Given instruction: Copy all entries without alteration and skip the pictures they hold.

** Start **

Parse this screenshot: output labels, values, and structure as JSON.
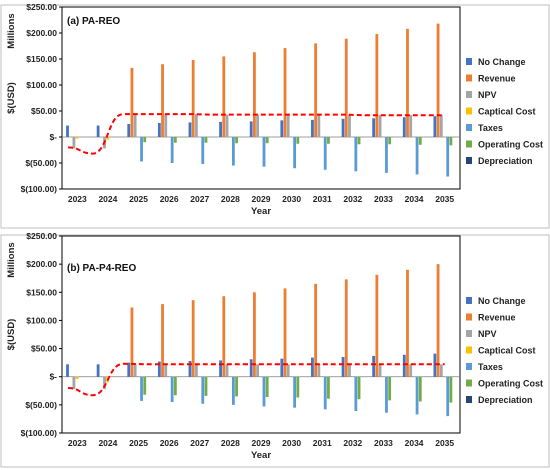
{
  "chart_data": [
    {
      "type": "bar",
      "title": "(a) PA-REO",
      "xlabel": "Year",
      "ylabel": "$(USD)",
      "units_label": "Millions",
      "ylim": [
        -100,
        250
      ],
      "yticks": [
        "$250.00",
        "$200.00",
        "$150.00",
        "$100.00",
        "$50.00",
        "$-",
        "$(50.00)",
        "$(100.00)"
      ],
      "ytick_values": [
        250,
        200,
        150,
        100,
        50,
        0,
        -50,
        -100
      ],
      "categories": [
        "2023",
        "2024",
        "2025",
        "2026",
        "2027",
        "2028",
        "2029",
        "2030",
        "2031",
        "2032",
        "2033",
        "2034",
        "2035"
      ],
      "legend_position": "right",
      "series": [
        {
          "name": "No Change",
          "color": "#4472C4",
          "values": [
            22,
            22,
            25,
            27,
            28,
            29,
            30,
            32,
            33,
            35,
            36,
            38,
            40
          ]
        },
        {
          "name": "Revenue",
          "color": "#ED7D31",
          "values": [
            0,
            0,
            133,
            140,
            148,
            155,
            163,
            171,
            180,
            189,
            198,
            208,
            218
          ]
        },
        {
          "name": "NPV",
          "color": "#A5A5A5",
          "values": [
            -22,
            -22,
            44,
            44,
            44,
            43,
            43,
            43,
            43,
            43,
            42,
            42,
            42
          ]
        },
        {
          "name": "Captical Cost",
          "color": "#FFC000",
          "values": [
            -3,
            -5,
            0,
            0,
            0,
            0,
            0,
            0,
            0,
            0,
            0,
            0,
            0
          ]
        },
        {
          "name": "Taxes",
          "color": "#5B9BD5",
          "values": [
            0,
            0,
            -47,
            -50,
            -52,
            -55,
            -57,
            -60,
            -63,
            -66,
            -69,
            -72,
            -76
          ]
        },
        {
          "name": "Operating Cost",
          "color": "#70AD47",
          "values": [
            0,
            0,
            -10,
            -11,
            -11,
            -12,
            -12,
            -13,
            -13,
            -14,
            -14,
            -15,
            -16
          ]
        },
        {
          "name": "Depreciation",
          "color": "#264478",
          "values": [
            0,
            0,
            0,
            0,
            0,
            0,
            0,
            0,
            0,
            0,
            0,
            0,
            0
          ]
        }
      ],
      "trend": {
        "color": "#FF0000",
        "values": [
          -20,
          -32,
          44,
          44,
          44,
          43,
          43,
          43,
          43,
          43,
          42,
          42,
          42
        ]
      }
    },
    {
      "type": "bar",
      "title": "(b) PA-P4-REO",
      "xlabel": "Year",
      "ylabel": "$(USD)",
      "units_label": "Millions",
      "ylim": [
        -100,
        250
      ],
      "yticks": [
        "$250.00",
        "$200.00",
        "$150.00",
        "$100.00",
        "$50.00",
        "$-",
        "$(50.00)",
        "$(100.00)"
      ],
      "ytick_values": [
        250,
        200,
        150,
        100,
        50,
        0,
        -50,
        -100
      ],
      "categories": [
        "2023",
        "2024",
        "2025",
        "2026",
        "2027",
        "2028",
        "2029",
        "2030",
        "2031",
        "2032",
        "2033",
        "2034",
        "2035"
      ],
      "legend_position": "right",
      "series": [
        {
          "name": "No Change",
          "color": "#4472C4",
          "values": [
            22,
            22,
            25,
            27,
            28,
            29,
            31,
            32,
            34,
            35,
            37,
            39,
            41
          ]
        },
        {
          "name": "Revenue",
          "color": "#ED7D31",
          "values": [
            0,
            0,
            123,
            129,
            136,
            143,
            150,
            157,
            165,
            173,
            181,
            190,
            200
          ]
        },
        {
          "name": "NPV",
          "color": "#A5A5A5",
          "values": [
            -22,
            -22,
            23,
            22,
            22,
            22,
            22,
            22,
            22,
            22,
            22,
            22,
            22
          ]
        },
        {
          "name": "Captical Cost",
          "color": "#FFC000",
          "values": [
            -4,
            -10,
            0,
            0,
            0,
            0,
            0,
            0,
            0,
            0,
            0,
            0,
            0
          ]
        },
        {
          "name": "Taxes",
          "color": "#5B9BD5",
          "values": [
            0,
            0,
            -43,
            -45,
            -48,
            -50,
            -53,
            -55,
            -58,
            -61,
            -64,
            -67,
            -70
          ]
        },
        {
          "name": "Operating Cost",
          "color": "#70AD47",
          "values": [
            0,
            0,
            -32,
            -33,
            -34,
            -35,
            -36,
            -37,
            -39,
            -40,
            -42,
            -44,
            -46
          ]
        },
        {
          "name": "Depreciation",
          "color": "#264478",
          "values": [
            0,
            0,
            0,
            0,
            0,
            0,
            0,
            0,
            0,
            0,
            0,
            0,
            0
          ]
        }
      ],
      "trend": {
        "color": "#FF0000",
        "values": [
          -20,
          -33,
          23,
          22,
          22,
          22,
          22,
          22,
          22,
          22,
          22,
          22,
          22
        ]
      }
    }
  ]
}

** End **

Result for this task:
Parse this screenshot: output labels, values, and structure as JSON.
{
  "chart_data": [
    {
      "type": "bar",
      "title": "(a) PA-REO",
      "xlabel": "Year",
      "ylabel": "$(USD)",
      "units_label": "Millions",
      "ylim": [
        -100,
        250
      ],
      "yticks": [
        "$250.00",
        "$200.00",
        "$150.00",
        "$100.00",
        "$50.00",
        "$-",
        "$(50.00)",
        "$(100.00)"
      ],
      "ytick_values": [
        250,
        200,
        150,
        100,
        50,
        0,
        -50,
        -100
      ],
      "categories": [
        "2023",
        "2024",
        "2025",
        "2026",
        "2027",
        "2028",
        "2029",
        "2030",
        "2031",
        "2032",
        "2033",
        "2034",
        "2035"
      ],
      "legend_position": "right",
      "series": [
        {
          "name": "No Change",
          "color": "#4472C4",
          "values": [
            22,
            22,
            25,
            27,
            28,
            29,
            30,
            32,
            33,
            35,
            36,
            38,
            40
          ]
        },
        {
          "name": "Revenue",
          "color": "#ED7D31",
          "values": [
            0,
            0,
            133,
            140,
            148,
            155,
            163,
            171,
            180,
            189,
            198,
            208,
            218
          ]
        },
        {
          "name": "NPV",
          "color": "#A5A5A5",
          "values": [
            -22,
            -22,
            44,
            44,
            44,
            43,
            43,
            43,
            43,
            43,
            42,
            42,
            42
          ]
        },
        {
          "name": "Captical Cost",
          "color": "#FFC000",
          "values": [
            -3,
            -5,
            0,
            0,
            0,
            0,
            0,
            0,
            0,
            0,
            0,
            0,
            0
          ]
        },
        {
          "name": "Taxes",
          "color": "#5B9BD5",
          "values": [
            0,
            0,
            -47,
            -50,
            -52,
            -55,
            -57,
            -60,
            -63,
            -66,
            -69,
            -72,
            -76
          ]
        },
        {
          "name": "Operating Cost",
          "color": "#70AD47",
          "values": [
            0,
            0,
            -10,
            -11,
            -11,
            -12,
            -12,
            -13,
            -13,
            -14,
            -14,
            -15,
            -16
          ]
        },
        {
          "name": "Depreciation",
          "color": "#264478",
          "values": [
            0,
            0,
            0,
            0,
            0,
            0,
            0,
            0,
            0,
            0,
            0,
            0,
            0
          ]
        }
      ],
      "trend": {
        "color": "#FF0000",
        "values": [
          -20,
          -32,
          44,
          44,
          44,
          43,
          43,
          43,
          43,
          43,
          42,
          42,
          42
        ]
      }
    },
    {
      "type": "bar",
      "title": "(b) PA-P4-REO",
      "xlabel": "Year",
      "ylabel": "$(USD)",
      "units_label": "Millions",
      "ylim": [
        -100,
        250
      ],
      "yticks": [
        "$250.00",
        "$200.00",
        "$150.00",
        "$100.00",
        "$50.00",
        "$-",
        "$(50.00)",
        "$(100.00)"
      ],
      "ytick_values": [
        250,
        200,
        150,
        100,
        50,
        0,
        -50,
        -100
      ],
      "categories": [
        "2023",
        "2024",
        "2025",
        "2026",
        "2027",
        "2028",
        "2029",
        "2030",
        "2031",
        "2032",
        "2033",
        "2034",
        "2035"
      ],
      "legend_position": "right",
      "series": [
        {
          "name": "No Change",
          "color": "#4472C4",
          "values": [
            22,
            22,
            25,
            27,
            28,
            29,
            31,
            32,
            34,
            35,
            37,
            39,
            41
          ]
        },
        {
          "name": "Revenue",
          "color": "#ED7D31",
          "values": [
            0,
            0,
            123,
            129,
            136,
            143,
            150,
            157,
            165,
            173,
            181,
            190,
            200
          ]
        },
        {
          "name": "NPV",
          "color": "#A5A5A5",
          "values": [
            -22,
            -22,
            23,
            22,
            22,
            22,
            22,
            22,
            22,
            22,
            22,
            22,
            22
          ]
        },
        {
          "name": "Captical Cost",
          "color": "#FFC000",
          "values": [
            -4,
            -10,
            0,
            0,
            0,
            0,
            0,
            0,
            0,
            0,
            0,
            0,
            0
          ]
        },
        {
          "name": "Taxes",
          "color": "#5B9BD5",
          "values": [
            0,
            0,
            -43,
            -45,
            -48,
            -50,
            -53,
            -55,
            -58,
            -61,
            -64,
            -67,
            -70
          ]
        },
        {
          "name": "Operating Cost",
          "color": "#70AD47",
          "values": [
            0,
            0,
            -32,
            -33,
            -34,
            -35,
            -36,
            -37,
            -39,
            -40,
            -42,
            -44,
            -46
          ]
        },
        {
          "name": "Depreciation",
          "color": "#264478",
          "values": [
            0,
            0,
            0,
            0,
            0,
            0,
            0,
            0,
            0,
            0,
            0,
            0,
            0
          ]
        }
      ],
      "trend": {
        "color": "#FF0000",
        "values": [
          -20,
          -33,
          23,
          22,
          22,
          22,
          22,
          22,
          22,
          22,
          22,
          22,
          22
        ]
      }
    }
  ]
}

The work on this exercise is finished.